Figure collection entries
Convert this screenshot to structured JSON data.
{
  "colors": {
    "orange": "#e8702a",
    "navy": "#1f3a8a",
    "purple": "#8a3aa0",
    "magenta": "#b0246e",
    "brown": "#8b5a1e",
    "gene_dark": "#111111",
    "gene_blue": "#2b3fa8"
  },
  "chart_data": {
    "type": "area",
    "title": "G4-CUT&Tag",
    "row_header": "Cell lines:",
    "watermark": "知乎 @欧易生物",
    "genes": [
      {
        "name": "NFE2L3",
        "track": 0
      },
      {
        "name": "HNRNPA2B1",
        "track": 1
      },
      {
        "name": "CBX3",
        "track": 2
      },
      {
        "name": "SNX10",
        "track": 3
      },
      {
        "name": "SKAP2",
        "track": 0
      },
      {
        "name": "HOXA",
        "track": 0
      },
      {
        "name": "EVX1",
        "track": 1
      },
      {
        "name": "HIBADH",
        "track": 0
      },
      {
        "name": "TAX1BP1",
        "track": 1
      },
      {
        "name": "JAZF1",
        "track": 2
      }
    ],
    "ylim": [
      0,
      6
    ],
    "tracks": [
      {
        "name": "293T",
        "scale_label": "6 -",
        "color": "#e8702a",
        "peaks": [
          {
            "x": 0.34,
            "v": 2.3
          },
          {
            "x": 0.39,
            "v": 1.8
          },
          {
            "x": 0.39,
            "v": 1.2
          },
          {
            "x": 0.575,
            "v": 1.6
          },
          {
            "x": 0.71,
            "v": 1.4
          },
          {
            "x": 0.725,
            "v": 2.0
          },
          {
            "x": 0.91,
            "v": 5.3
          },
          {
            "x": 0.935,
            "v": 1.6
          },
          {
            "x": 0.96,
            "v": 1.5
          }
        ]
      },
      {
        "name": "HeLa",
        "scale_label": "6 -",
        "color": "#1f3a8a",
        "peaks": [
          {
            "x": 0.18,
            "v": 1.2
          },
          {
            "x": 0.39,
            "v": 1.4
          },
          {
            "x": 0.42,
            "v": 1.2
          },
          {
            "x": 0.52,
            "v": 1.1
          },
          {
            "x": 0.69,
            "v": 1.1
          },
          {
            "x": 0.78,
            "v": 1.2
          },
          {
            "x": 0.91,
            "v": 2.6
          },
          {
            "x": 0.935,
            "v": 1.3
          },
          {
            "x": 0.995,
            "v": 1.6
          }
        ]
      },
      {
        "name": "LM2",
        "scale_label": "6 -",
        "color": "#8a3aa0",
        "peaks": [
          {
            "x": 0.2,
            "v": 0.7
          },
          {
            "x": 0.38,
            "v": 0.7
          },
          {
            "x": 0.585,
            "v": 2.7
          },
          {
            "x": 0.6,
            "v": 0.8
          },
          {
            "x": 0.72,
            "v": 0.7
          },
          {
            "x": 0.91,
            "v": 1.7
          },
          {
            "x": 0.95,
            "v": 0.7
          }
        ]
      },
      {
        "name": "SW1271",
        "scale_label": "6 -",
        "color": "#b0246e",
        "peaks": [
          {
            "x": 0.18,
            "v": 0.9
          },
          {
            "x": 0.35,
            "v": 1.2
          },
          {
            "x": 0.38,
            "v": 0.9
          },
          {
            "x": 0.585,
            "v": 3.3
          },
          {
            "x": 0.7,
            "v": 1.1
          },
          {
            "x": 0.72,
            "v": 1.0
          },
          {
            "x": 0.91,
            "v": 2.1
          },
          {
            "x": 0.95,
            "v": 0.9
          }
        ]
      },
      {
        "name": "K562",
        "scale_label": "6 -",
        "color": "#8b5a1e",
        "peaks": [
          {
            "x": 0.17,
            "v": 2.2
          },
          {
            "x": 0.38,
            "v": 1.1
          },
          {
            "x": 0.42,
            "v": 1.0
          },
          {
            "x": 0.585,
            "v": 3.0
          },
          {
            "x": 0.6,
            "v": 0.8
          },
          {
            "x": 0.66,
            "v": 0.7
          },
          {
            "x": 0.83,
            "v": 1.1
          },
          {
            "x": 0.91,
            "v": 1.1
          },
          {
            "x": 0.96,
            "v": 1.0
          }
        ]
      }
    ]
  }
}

### Problem statement:
Look at the entries above. Then set all of them down again exactly.

### Solution for this exercise:
Convert this screenshot to structured JSON data.
{
  "colors": {
    "orange": "#e8702a",
    "navy": "#1f3a8a",
    "purple": "#8a3aa0",
    "magenta": "#b0246e",
    "brown": "#8b5a1e",
    "gene_dark": "#111111",
    "gene_blue": "#2b3fa8"
  },
  "chart_data": {
    "type": "area",
    "title": "G4-CUT&Tag",
    "row_header": "Cell lines:",
    "watermark": "知乎 @欧易生物",
    "genes": [
      {
        "name": "NFE2L3",
        "track": 0
      },
      {
        "name": "HNRNPA2B1",
        "track": 1
      },
      {
        "name": "CBX3",
        "track": 2
      },
      {
        "name": "SNX10",
        "track": 3
      },
      {
        "name": "SKAP2",
        "track": 0
      },
      {
        "name": "HOXA",
        "track": 0
      },
      {
        "name": "EVX1",
        "track": 1
      },
      {
        "name": "HIBADH",
        "track": 0
      },
      {
        "name": "TAX1BP1",
        "track": 1
      },
      {
        "name": "JAZF1",
        "track": 2
      }
    ],
    "ylim": [
      0,
      6
    ],
    "tracks": [
      {
        "name": "293T",
        "scale_label": "6 -",
        "color": "#e8702a",
        "peaks": [
          {
            "x": 0.34,
            "v": 2.3
          },
          {
            "x": 0.39,
            "v": 1.8
          },
          {
            "x": 0.39,
            "v": 1.2
          },
          {
            "x": 0.575,
            "v": 1.6
          },
          {
            "x": 0.71,
            "v": 1.4
          },
          {
            "x": 0.725,
            "v": 2.0
          },
          {
            "x": 0.91,
            "v": 5.3
          },
          {
            "x": 0.935,
            "v": 1.6
          },
          {
            "x": 0.96,
            "v": 1.5
          }
        ]
      },
      {
        "name": "HeLa",
        "scale_label": "6 -",
        "color": "#1f3a8a",
        "peaks": [
          {
            "x": 0.18,
            "v": 1.2
          },
          {
            "x": 0.39,
            "v": 1.4
          },
          {
            "x": 0.42,
            "v": 1.2
          },
          {
            "x": 0.52,
            "v": 1.1
          },
          {
            "x": 0.69,
            "v": 1.1
          },
          {
            "x": 0.78,
            "v": 1.2
          },
          {
            "x": 0.91,
            "v": 2.6
          },
          {
            "x": 0.935,
            "v": 1.3
          },
          {
            "x": 0.995,
            "v": 1.6
          }
        ]
      },
      {
        "name": "LM2",
        "scale_label": "6 -",
        "color": "#8a3aa0",
        "peaks": [
          {
            "x": 0.2,
            "v": 0.7
          },
          {
            "x": 0.38,
            "v": 0.7
          },
          {
            "x": 0.585,
            "v": 2.7
          },
          {
            "x": 0.6,
            "v": 0.8
          },
          {
            "x": 0.72,
            "v": 0.7
          },
          {
            "x": 0.91,
            "v": 1.7
          },
          {
            "x": 0.95,
            "v": 0.7
          }
        ]
      },
      {
        "name": "SW1271",
        "scale_label": "6 -",
        "color": "#b0246e",
        "peaks": [
          {
            "x": 0.18,
            "v": 0.9
          },
          {
            "x": 0.35,
            "v": 1.2
          },
          {
            "x": 0.38,
            "v": 0.9
          },
          {
            "x": 0.585,
            "v": 3.3
          },
          {
            "x": 0.7,
            "v": 1.1
          },
          {
            "x": 0.72,
            "v": 1.0
          },
          {
            "x": 0.91,
            "v": 2.1
          },
          {
            "x": 0.95,
            "v": 0.9
          }
        ]
      },
      {
        "name": "K562",
        "scale_label": "6 -",
        "color": "#8b5a1e",
        "peaks": [
          {
            "x": 0.17,
            "v": 2.2
          },
          {
            "x": 0.38,
            "v": 1.1
          },
          {
            "x": 0.42,
            "v": 1.0
          },
          {
            "x": 0.585,
            "v": 3.0
          },
          {
            "x": 0.6,
            "v": 0.8
          },
          {
            "x": 0.66,
            "v": 0.7
          },
          {
            "x": 0.83,
            "v": 1.1
          },
          {
            "x": 0.91,
            "v": 1.1
          },
          {
            "x": 0.96,
            "v": 1.0
          }
        ]
      }
    ]
  }
}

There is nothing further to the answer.